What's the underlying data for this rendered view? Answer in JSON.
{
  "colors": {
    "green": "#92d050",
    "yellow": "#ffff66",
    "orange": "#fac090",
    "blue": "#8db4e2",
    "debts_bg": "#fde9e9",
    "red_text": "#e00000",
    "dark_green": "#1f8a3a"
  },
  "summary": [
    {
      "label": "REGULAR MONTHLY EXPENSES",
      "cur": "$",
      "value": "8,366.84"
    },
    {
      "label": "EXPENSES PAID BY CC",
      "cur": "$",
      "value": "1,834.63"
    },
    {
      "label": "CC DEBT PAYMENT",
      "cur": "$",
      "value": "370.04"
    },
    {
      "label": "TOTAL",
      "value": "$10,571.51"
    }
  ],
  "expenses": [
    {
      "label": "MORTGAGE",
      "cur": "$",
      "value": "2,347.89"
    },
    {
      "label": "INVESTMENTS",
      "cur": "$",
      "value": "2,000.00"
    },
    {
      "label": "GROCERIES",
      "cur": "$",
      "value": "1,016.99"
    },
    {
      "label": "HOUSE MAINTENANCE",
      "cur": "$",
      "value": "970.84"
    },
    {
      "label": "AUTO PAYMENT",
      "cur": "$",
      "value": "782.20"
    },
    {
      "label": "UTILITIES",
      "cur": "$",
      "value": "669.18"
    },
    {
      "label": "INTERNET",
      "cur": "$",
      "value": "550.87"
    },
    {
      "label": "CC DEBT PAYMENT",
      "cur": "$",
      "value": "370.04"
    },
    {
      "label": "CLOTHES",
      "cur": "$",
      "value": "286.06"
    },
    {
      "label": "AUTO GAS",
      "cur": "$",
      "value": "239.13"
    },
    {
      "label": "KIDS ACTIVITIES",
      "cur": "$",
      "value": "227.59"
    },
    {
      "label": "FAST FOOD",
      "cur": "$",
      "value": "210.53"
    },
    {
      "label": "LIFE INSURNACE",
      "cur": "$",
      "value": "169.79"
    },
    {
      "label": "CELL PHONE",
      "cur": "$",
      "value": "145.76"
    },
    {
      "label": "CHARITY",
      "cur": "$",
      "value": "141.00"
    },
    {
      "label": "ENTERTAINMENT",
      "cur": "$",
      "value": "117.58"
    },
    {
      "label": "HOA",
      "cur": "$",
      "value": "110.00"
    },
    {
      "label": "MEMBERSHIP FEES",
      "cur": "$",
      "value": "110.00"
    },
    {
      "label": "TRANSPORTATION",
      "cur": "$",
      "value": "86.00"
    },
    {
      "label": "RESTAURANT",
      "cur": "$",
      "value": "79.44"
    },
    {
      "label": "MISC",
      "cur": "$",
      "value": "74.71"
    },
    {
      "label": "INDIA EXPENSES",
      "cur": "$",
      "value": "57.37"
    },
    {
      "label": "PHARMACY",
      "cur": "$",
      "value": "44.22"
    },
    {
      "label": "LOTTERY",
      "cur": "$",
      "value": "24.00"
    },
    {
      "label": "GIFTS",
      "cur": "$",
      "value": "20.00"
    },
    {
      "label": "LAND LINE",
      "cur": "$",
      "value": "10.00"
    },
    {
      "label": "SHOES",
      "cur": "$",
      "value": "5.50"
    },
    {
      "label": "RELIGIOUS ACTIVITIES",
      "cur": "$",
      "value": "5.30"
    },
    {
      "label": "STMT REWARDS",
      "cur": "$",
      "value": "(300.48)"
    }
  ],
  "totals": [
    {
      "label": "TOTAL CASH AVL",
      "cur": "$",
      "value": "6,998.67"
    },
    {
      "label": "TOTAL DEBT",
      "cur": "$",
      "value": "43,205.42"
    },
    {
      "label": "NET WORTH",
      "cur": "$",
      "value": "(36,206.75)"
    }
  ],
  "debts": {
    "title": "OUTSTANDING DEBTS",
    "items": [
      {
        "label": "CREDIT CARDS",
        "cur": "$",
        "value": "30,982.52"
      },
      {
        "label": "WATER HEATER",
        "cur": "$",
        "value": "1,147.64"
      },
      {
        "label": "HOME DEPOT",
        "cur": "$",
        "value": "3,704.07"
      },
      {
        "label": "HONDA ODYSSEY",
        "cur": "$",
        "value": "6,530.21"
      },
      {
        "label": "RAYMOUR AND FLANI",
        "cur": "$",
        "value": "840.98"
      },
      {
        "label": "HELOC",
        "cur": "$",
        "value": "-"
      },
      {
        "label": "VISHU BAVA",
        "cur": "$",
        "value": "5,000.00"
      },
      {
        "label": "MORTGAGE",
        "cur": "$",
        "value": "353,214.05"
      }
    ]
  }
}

········

From the data above, gather every line that includes the word "ACTIVITIES".

▸ Correct answer
      "label": "KIDS ACTIVITIES",
      "label": "RELIGIOUS ACTIVITIES",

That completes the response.